= WHAT IS REQUIRED =
In the material below, list every line carrying the string "left".

= Stored data =
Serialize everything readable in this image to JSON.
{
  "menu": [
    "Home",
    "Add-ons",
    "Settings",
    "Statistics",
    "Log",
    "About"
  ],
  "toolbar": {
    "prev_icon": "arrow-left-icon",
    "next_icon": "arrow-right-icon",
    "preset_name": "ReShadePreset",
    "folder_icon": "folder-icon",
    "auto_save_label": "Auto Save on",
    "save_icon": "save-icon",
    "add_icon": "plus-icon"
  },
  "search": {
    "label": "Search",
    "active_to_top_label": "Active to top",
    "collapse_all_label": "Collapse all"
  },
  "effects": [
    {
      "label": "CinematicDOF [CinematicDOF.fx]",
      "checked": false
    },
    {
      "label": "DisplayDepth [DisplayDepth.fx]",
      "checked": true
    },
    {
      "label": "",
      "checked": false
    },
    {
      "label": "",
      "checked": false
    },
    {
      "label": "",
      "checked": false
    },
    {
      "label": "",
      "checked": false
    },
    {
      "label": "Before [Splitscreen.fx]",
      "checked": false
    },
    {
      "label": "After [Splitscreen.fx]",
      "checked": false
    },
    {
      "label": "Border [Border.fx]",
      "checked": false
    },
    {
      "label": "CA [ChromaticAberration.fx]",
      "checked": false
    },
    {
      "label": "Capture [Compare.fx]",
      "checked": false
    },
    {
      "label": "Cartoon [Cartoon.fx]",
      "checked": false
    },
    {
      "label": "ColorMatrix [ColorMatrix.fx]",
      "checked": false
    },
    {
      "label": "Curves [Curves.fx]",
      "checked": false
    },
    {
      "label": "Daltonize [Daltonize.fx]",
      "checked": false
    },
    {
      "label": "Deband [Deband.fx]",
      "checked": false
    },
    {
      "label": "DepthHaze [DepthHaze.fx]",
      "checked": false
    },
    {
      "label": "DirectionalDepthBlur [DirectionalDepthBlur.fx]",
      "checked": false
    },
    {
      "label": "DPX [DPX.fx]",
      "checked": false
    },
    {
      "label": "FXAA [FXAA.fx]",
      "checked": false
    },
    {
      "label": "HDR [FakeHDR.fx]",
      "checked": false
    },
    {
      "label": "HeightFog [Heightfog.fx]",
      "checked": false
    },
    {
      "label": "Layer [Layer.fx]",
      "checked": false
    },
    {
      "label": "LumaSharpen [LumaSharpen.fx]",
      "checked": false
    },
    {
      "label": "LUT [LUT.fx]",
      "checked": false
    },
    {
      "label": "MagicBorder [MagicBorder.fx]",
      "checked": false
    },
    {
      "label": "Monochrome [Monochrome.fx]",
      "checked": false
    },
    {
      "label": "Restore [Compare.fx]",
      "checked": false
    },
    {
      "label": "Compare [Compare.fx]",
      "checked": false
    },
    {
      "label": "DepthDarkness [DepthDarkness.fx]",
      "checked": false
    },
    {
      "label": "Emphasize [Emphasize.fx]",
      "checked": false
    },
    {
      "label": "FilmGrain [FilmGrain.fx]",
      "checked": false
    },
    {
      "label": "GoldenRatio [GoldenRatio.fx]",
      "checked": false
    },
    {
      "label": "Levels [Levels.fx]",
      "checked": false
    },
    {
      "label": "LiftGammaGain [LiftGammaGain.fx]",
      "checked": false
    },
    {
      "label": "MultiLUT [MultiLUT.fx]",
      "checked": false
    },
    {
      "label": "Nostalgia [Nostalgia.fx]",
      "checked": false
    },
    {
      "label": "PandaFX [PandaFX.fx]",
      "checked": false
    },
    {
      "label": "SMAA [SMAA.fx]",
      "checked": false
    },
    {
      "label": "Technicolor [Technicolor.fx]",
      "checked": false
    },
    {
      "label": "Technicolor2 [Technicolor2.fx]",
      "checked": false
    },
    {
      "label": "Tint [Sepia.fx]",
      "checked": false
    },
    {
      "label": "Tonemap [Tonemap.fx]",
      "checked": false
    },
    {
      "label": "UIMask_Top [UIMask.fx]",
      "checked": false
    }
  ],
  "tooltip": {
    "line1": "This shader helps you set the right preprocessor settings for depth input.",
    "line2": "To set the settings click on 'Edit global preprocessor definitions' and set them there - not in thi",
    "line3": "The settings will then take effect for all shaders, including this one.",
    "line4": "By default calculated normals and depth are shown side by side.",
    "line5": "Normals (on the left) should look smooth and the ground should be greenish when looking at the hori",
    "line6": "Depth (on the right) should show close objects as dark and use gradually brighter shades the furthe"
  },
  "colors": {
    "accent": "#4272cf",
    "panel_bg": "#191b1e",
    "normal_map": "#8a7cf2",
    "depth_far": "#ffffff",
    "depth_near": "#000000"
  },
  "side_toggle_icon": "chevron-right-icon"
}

= ANSWER BELOW =
    "prev_icon": "arrow-left-icon",
    "line5": "Normals (on the left) should look smooth and the ground should be greenish when looking at the hori",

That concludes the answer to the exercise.